Stored dataset items:
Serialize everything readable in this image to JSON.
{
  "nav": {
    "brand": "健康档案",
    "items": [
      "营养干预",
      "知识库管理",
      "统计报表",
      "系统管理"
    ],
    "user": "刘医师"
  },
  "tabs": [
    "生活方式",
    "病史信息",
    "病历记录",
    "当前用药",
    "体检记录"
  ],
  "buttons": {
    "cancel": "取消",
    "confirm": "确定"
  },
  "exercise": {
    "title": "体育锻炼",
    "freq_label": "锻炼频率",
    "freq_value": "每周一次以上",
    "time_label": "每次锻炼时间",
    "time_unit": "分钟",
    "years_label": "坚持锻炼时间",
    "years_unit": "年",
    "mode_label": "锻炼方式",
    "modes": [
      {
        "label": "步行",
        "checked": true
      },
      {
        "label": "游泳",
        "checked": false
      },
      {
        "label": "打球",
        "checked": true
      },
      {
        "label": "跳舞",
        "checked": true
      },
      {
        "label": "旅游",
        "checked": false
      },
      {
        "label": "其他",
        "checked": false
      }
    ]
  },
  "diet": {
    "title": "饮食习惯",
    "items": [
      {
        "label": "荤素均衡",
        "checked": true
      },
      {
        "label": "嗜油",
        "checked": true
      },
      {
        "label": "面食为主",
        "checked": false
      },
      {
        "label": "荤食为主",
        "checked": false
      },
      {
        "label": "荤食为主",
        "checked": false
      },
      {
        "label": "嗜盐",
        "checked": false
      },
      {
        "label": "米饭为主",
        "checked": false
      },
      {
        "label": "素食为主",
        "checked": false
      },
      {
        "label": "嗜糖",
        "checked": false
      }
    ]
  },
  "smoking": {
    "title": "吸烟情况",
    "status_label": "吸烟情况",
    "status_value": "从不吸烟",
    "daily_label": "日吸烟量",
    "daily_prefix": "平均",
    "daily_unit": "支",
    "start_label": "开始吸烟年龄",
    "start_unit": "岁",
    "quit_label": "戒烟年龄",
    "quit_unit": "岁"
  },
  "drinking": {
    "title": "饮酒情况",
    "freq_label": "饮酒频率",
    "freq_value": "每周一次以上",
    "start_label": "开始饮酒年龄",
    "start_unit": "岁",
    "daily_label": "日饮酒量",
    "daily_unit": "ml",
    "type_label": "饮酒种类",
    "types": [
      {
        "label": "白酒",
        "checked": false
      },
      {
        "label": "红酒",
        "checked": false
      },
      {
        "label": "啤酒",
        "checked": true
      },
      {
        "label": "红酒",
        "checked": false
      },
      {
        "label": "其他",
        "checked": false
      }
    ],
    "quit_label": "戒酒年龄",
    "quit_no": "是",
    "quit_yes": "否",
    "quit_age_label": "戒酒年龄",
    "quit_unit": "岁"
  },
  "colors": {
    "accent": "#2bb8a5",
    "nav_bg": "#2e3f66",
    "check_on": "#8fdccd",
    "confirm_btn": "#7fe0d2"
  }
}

● WHAT IS NEEDED
Exactly reproduce every record.

● OUTPUT OF THE TASK
Serialize everything readable in this image to JSON.
{
  "nav": {
    "brand": "健康档案",
    "items": [
      "营养干预",
      "知识库管理",
      "统计报表",
      "系统管理"
    ],
    "user": "刘医师"
  },
  "tabs": [
    "生活方式",
    "病史信息",
    "病历记录",
    "当前用药",
    "体检记录"
  ],
  "buttons": {
    "cancel": "取消",
    "confirm": "确定"
  },
  "exercise": {
    "title": "体育锻炼",
    "freq_label": "锻炼频率",
    "freq_value": "每周一次以上",
    "time_label": "每次锻炼时间",
    "time_unit": "分钟",
    "years_label": "坚持锻炼时间",
    "years_unit": "年",
    "mode_label": "锻炼方式",
    "modes": [
      {
        "label": "步行",
        "checked": true
      },
      {
        "label": "游泳",
        "checked": false
      },
      {
        "label": "打球",
        "checked": true
      },
      {
        "label": "跳舞",
        "checked": true
      },
      {
        "label": "旅游",
        "checked": false
      },
      {
        "label": "其他",
        "checked": false
      }
    ]
  },
  "diet": {
    "title": "饮食习惯",
    "items": [
      {
        "label": "荤素均衡",
        "checked": true
      },
      {
        "label": "嗜油",
        "checked": true
      },
      {
        "label": "面食为主",
        "checked": false
      },
      {
        "label": "荤食为主",
        "checked": false
      },
      {
        "label": "荤食为主",
        "checked": false
      },
      {
        "label": "嗜盐",
        "checked": false
      },
      {
        "label": "米饭为主",
        "checked": false
      },
      {
        "label": "素食为主",
        "checked": false
      },
      {
        "label": "嗜糖",
        "checked": false
      }
    ]
  },
  "smoking": {
    "title": "吸烟情况",
    "status_label": "吸烟情况",
    "status_value": "从不吸烟",
    "daily_label": "日吸烟量",
    "daily_prefix": "平均",
    "daily_unit": "支",
    "start_label": "开始吸烟年龄",
    "start_unit": "岁",
    "quit_label": "戒烟年龄",
    "quit_unit": "岁"
  },
  "drinking": {
    "title": "饮酒情况",
    "freq_label": "饮酒频率",
    "freq_value": "每周一次以上",
    "start_label": "开始饮酒年龄",
    "start_unit": "岁",
    "daily_label": "日饮酒量",
    "daily_unit": "ml",
    "type_label": "饮酒种类",
    "types": [
      {
        "label": "白酒",
        "checked": false
      },
      {
        "label": "红酒",
        "checked": false
      },
      {
        "label": "啤酒",
        "checked": true
      },
      {
        "label": "红酒",
        "checked": false
      },
      {
        "label": "其他",
        "checked": false
      }
    ],
    "quit_label": "戒酒年龄",
    "quit_no": "是",
    "quit_yes": "否",
    "quit_age_label": "戒酒年龄",
    "quit_unit": "岁"
  },
  "colors": {
    "accent": "#2bb8a5",
    "nav_bg": "#2e3f66",
    "check_on": "#8fdccd",
    "confirm_btn": "#7fe0d2"
  }
}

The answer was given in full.